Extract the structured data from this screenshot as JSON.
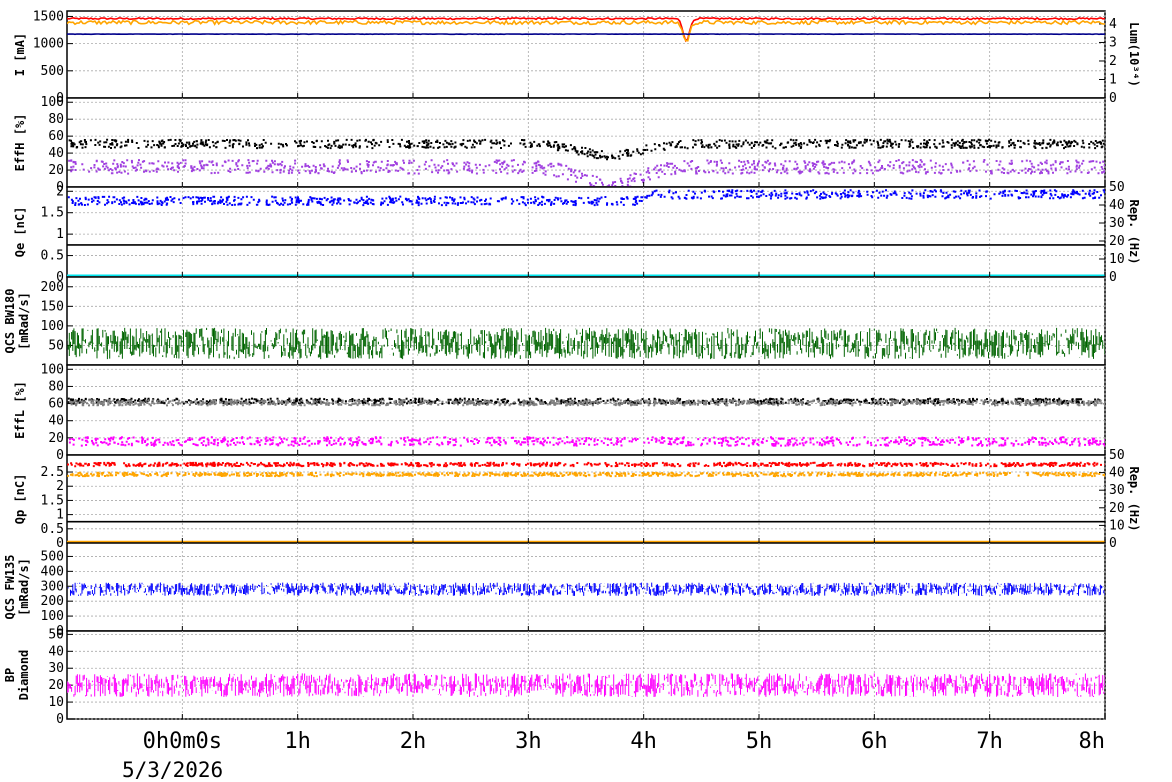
{
  "chart_data": {
    "type": "line",
    "time_axis": {
      "range_hours": [
        -1,
        8
      ],
      "ticks": [
        {
          "hour": 0,
          "label": "0h0m0s"
        },
        {
          "hour": 1,
          "label": "1h"
        },
        {
          "hour": 2,
          "label": "2h"
        },
        {
          "hour": 3,
          "label": "3h"
        },
        {
          "hour": 4,
          "label": "4h"
        },
        {
          "hour": 5,
          "label": "5h"
        },
        {
          "hour": 6,
          "label": "6h"
        },
        {
          "hour": 7,
          "label": "7h"
        },
        {
          "hour": 8,
          "label": "8h"
        }
      ],
      "date": "5/3/2026"
    },
    "grid": true,
    "panels": [
      {
        "id": "current",
        "ylabel": "I [mA]",
        "ylim": [
          0,
          1600
        ],
        "yticks": [
          0,
          500,
          1000,
          1500
        ],
        "ylabel_right": "Lum(10³⁴)",
        "ylim_right": [
          0,
          4.7
        ],
        "yticks_right": [
          0,
          1,
          2,
          3,
          4
        ],
        "series": [
          {
            "color": "#ff0000",
            "style": "line",
            "base": 1460,
            "noise": 15,
            "dip_at": 4.37,
            "dip_depth": 400
          },
          {
            "color": "#ffa500",
            "style": "line",
            "base": 1390,
            "noise": 35,
            "dip_at": 4.37,
            "dip_depth": 350
          },
          {
            "color": "#00008b",
            "style": "line",
            "base": 1175,
            "noise": 3
          }
        ]
      },
      {
        "id": "effh",
        "ylabel": "EffH [%]",
        "ylim": [
          0,
          105
        ],
        "yticks": [
          0,
          20,
          40,
          60,
          80,
          100
        ],
        "series": [
          {
            "color": "#000000",
            "style": "scatter",
            "base": 52,
            "noise": 5,
            "trough": 38
          },
          {
            "color": "#a040e0",
            "style": "scatter",
            "base": 25,
            "noise": 8,
            "trough": 3
          }
        ]
      },
      {
        "id": "qe",
        "ylabel": "Qe [nC]",
        "ylim": [
          0,
          2.1
        ],
        "yticks": [
          0,
          0.5,
          1,
          1.5,
          2
        ],
        "ylabel_right": "Rep. (Hz)",
        "ylim_right": [
          0,
          50
        ],
        "yticks_right": [
          0,
          10,
          20,
          30,
          40,
          50
        ],
        "series": [
          {
            "color": "#0000ff",
            "style": "scatter",
            "base": 1.8,
            "noise": 0.1,
            "step_at": 4.0,
            "step_to": 1.95
          },
          {
            "color": "#000000",
            "style": "line",
            "base": 0.75,
            "noise": 0
          },
          {
            "color": "#00e5ee",
            "style": "line",
            "base": 0.04,
            "noise": 0
          }
        ]
      },
      {
        "id": "bw180",
        "ylabel": "QCS BW180",
        "ylabel2": "[mRad/s]",
        "ylim": [
          0,
          225
        ],
        "yticks": [
          50,
          100,
          150,
          200
        ],
        "series": [
          {
            "color": "#006400",
            "style": "noise",
            "base": 55,
            "noise": 40
          }
        ]
      },
      {
        "id": "effl",
        "ylabel": "EffL [%]",
        "ylim": [
          0,
          105
        ],
        "yticks": [
          0,
          20,
          40,
          60,
          80,
          100
        ],
        "series": [
          {
            "color": "#000000",
            "style": "scatter",
            "base": 64,
            "noise": 3
          },
          {
            "color": "#808080",
            "style": "scatter",
            "base": 62,
            "noise": 3
          },
          {
            "color": "#ff00ff",
            "style": "scatter",
            "base": 17,
            "noise": 5
          }
        ]
      },
      {
        "id": "qp",
        "ylabel": "Qp [nC]",
        "ylim": [
          0,
          3.1
        ],
        "yticks": [
          0,
          0.5,
          1,
          1.5,
          2,
          2.5
        ],
        "ylabel_right": "Rep. (Hz)",
        "ylim_right": [
          0,
          50
        ],
        "yticks_right": [
          0,
          10,
          20,
          30,
          40,
          50
        ],
        "series": [
          {
            "color": "#ff0000",
            "style": "scatter",
            "base": 2.8,
            "noise": 0.06
          },
          {
            "color": "#ffa500",
            "style": "scatter",
            "base": 2.45,
            "noise": 0.06
          },
          {
            "color": "#000000",
            "style": "line",
            "base": 0.75,
            "noise": 0
          },
          {
            "color": "#ffa500",
            "style": "line",
            "base": 0.05,
            "noise": 0
          }
        ]
      },
      {
        "id": "fw135",
        "ylabel": "QCS FW135",
        "ylabel2": "[mRad/s]",
        "ylim": [
          0,
          590
        ],
        "yticks": [
          0,
          100,
          200,
          300,
          400,
          500
        ],
        "series": [
          {
            "color": "#0000ff",
            "style": "noise",
            "base": 280,
            "noise": 45
          }
        ]
      },
      {
        "id": "bp",
        "ylabel": "BP",
        "ylabel2": "Diamond",
        "ylim": [
          0,
          52
        ],
        "yticks": [
          0,
          10,
          20,
          30,
          40,
          50
        ],
        "series": [
          {
            "color": "#ff00ff",
            "style": "noise",
            "base": 20,
            "noise": 7
          }
        ]
      }
    ]
  }
}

WHAT IS EXPECTED
Make an exact copy of the records shown above, without the pictures.

OUTPUT OF THE TASK
Extract the structured data from this screenshot as JSON.
{
  "chart_data": {
    "type": "line",
    "time_axis": {
      "range_hours": [
        -1,
        8
      ],
      "ticks": [
        {
          "hour": 0,
          "label": "0h0m0s"
        },
        {
          "hour": 1,
          "label": "1h"
        },
        {
          "hour": 2,
          "label": "2h"
        },
        {
          "hour": 3,
          "label": "3h"
        },
        {
          "hour": 4,
          "label": "4h"
        },
        {
          "hour": 5,
          "label": "5h"
        },
        {
          "hour": 6,
          "label": "6h"
        },
        {
          "hour": 7,
          "label": "7h"
        },
        {
          "hour": 8,
          "label": "8h"
        }
      ],
      "date": "5/3/2026"
    },
    "grid": true,
    "panels": [
      {
        "id": "current",
        "ylabel": "I [mA]",
        "ylim": [
          0,
          1600
        ],
        "yticks": [
          0,
          500,
          1000,
          1500
        ],
        "ylabel_right": "Lum(10³⁴)",
        "ylim_right": [
          0,
          4.7
        ],
        "yticks_right": [
          0,
          1,
          2,
          3,
          4
        ],
        "series": [
          {
            "color": "#ff0000",
            "style": "line",
            "base": 1460,
            "noise": 15,
            "dip_at": 4.37,
            "dip_depth": 400
          },
          {
            "color": "#ffa500",
            "style": "line",
            "base": 1390,
            "noise": 35,
            "dip_at": 4.37,
            "dip_depth": 350
          },
          {
            "color": "#00008b",
            "style": "line",
            "base": 1175,
            "noise": 3
          }
        ]
      },
      {
        "id": "effh",
        "ylabel": "EffH [%]",
        "ylim": [
          0,
          105
        ],
        "yticks": [
          0,
          20,
          40,
          60,
          80,
          100
        ],
        "series": [
          {
            "color": "#000000",
            "style": "scatter",
            "base": 52,
            "noise": 5,
            "trough": 38
          },
          {
            "color": "#a040e0",
            "style": "scatter",
            "base": 25,
            "noise": 8,
            "trough": 3
          }
        ]
      },
      {
        "id": "qe",
        "ylabel": "Qe [nC]",
        "ylim": [
          0,
          2.1
        ],
        "yticks": [
          0,
          0.5,
          1,
          1.5,
          2
        ],
        "ylabel_right": "Rep. (Hz)",
        "ylim_right": [
          0,
          50
        ],
        "yticks_right": [
          0,
          10,
          20,
          30,
          40,
          50
        ],
        "series": [
          {
            "color": "#0000ff",
            "style": "scatter",
            "base": 1.8,
            "noise": 0.1,
            "step_at": 4.0,
            "step_to": 1.95
          },
          {
            "color": "#000000",
            "style": "line",
            "base": 0.75,
            "noise": 0
          },
          {
            "color": "#00e5ee",
            "style": "line",
            "base": 0.04,
            "noise": 0
          }
        ]
      },
      {
        "id": "bw180",
        "ylabel": "QCS BW180",
        "ylabel2": "[mRad/s]",
        "ylim": [
          0,
          225
        ],
        "yticks": [
          50,
          100,
          150,
          200
        ],
        "series": [
          {
            "color": "#006400",
            "style": "noise",
            "base": 55,
            "noise": 40
          }
        ]
      },
      {
        "id": "effl",
        "ylabel": "EffL [%]",
        "ylim": [
          0,
          105
        ],
        "yticks": [
          0,
          20,
          40,
          60,
          80,
          100
        ],
        "series": [
          {
            "color": "#000000",
            "style": "scatter",
            "base": 64,
            "noise": 3
          },
          {
            "color": "#808080",
            "style": "scatter",
            "base": 62,
            "noise": 3
          },
          {
            "color": "#ff00ff",
            "style": "scatter",
            "base": 17,
            "noise": 5
          }
        ]
      },
      {
        "id": "qp",
        "ylabel": "Qp [nC]",
        "ylim": [
          0,
          3.1
        ],
        "yticks": [
          0,
          0.5,
          1,
          1.5,
          2,
          2.5
        ],
        "ylabel_right": "Rep. (Hz)",
        "ylim_right": [
          0,
          50
        ],
        "yticks_right": [
          0,
          10,
          20,
          30,
          40,
          50
        ],
        "series": [
          {
            "color": "#ff0000",
            "style": "scatter",
            "base": 2.8,
            "noise": 0.06
          },
          {
            "color": "#ffa500",
            "style": "scatter",
            "base": 2.45,
            "noise": 0.06
          },
          {
            "color": "#000000",
            "style": "line",
            "base": 0.75,
            "noise": 0
          },
          {
            "color": "#ffa500",
            "style": "line",
            "base": 0.05,
            "noise": 0
          }
        ]
      },
      {
        "id": "fw135",
        "ylabel": "QCS FW135",
        "ylabel2": "[mRad/s]",
        "ylim": [
          0,
          590
        ],
        "yticks": [
          0,
          100,
          200,
          300,
          400,
          500
        ],
        "series": [
          {
            "color": "#0000ff",
            "style": "noise",
            "base": 280,
            "noise": 45
          }
        ]
      },
      {
        "id": "bp",
        "ylabel": "BP",
        "ylabel2": "Diamond",
        "ylim": [
          0,
          52
        ],
        "yticks": [
          0,
          10,
          20,
          30,
          40,
          50
        ],
        "series": [
          {
            "color": "#ff00ff",
            "style": "noise",
            "base": 20,
            "noise": 7
          }
        ]
      }
    ]
  }
}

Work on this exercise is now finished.